• _Material for this exercise_
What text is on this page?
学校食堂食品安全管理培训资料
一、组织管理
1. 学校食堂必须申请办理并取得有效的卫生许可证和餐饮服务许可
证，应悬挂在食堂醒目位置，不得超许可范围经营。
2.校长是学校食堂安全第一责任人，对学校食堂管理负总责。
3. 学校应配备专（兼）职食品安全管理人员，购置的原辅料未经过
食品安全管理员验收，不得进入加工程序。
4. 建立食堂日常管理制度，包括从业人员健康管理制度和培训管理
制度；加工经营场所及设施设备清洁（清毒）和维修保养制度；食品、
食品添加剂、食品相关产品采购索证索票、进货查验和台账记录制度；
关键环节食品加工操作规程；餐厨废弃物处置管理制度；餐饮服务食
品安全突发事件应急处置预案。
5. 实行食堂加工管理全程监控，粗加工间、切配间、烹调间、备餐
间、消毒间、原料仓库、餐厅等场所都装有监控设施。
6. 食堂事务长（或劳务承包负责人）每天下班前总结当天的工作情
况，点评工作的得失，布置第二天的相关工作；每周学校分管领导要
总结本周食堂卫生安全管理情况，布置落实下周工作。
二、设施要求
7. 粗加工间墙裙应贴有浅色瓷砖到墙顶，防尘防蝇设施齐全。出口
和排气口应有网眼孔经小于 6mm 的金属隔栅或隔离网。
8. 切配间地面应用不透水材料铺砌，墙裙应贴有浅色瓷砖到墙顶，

• _Task to complete_
Write out all the records above again, exactly as they stand.

• _Output of the task_
What text is on this page?
学校食堂食品安全管理培训资料
一、组织管理
1. 学校食堂必须申请办理并取得有效的卫生许可证和餐饮服务许可
证，应悬挂在食堂醒目位置，不得超许可范围经营。
2.校长是学校食堂安全第一责任人，对学校食堂管理负总责。
3. 学校应配备专（兼）职食品安全管理人员，购置的原辅料未经过
食品安全管理员验收，不得进入加工程序。
4. 建立食堂日常管理制度，包括从业人员健康管理制度和培训管理
制度；加工经营场所及设施设备清洁（清毒）和维修保养制度；食品、
食品添加剂、食品相关产品采购索证索票、进货查验和台账记录制度；
关键环节食品加工操作规程；餐厨废弃物处置管理制度；餐饮服务食
品安全突发事件应急处置预案。
5. 实行食堂加工管理全程监控，粗加工间、切配间、烹调间、备餐
间、消毒间、原料仓库、餐厅等场所都装有监控设施。
6. 食堂事务长（或劳务承包负责人）每天下班前总结当天的工作情
况，点评工作的得失，布置第二天的相关工作；每周学校分管领导要
总结本周食堂卫生安全管理情况，布置落实下周工作。
二、设施要求
7. 粗加工间墙裙应贴有浅色瓷砖到墙顶，防尘防蝇设施齐全。出口
和排气口应有网眼孔经小于 6mm 的金属隔栅或隔离网。
8. 切配间地面应用不透水材料铺砌，墙裙应贴有浅色瓷砖到墙顶，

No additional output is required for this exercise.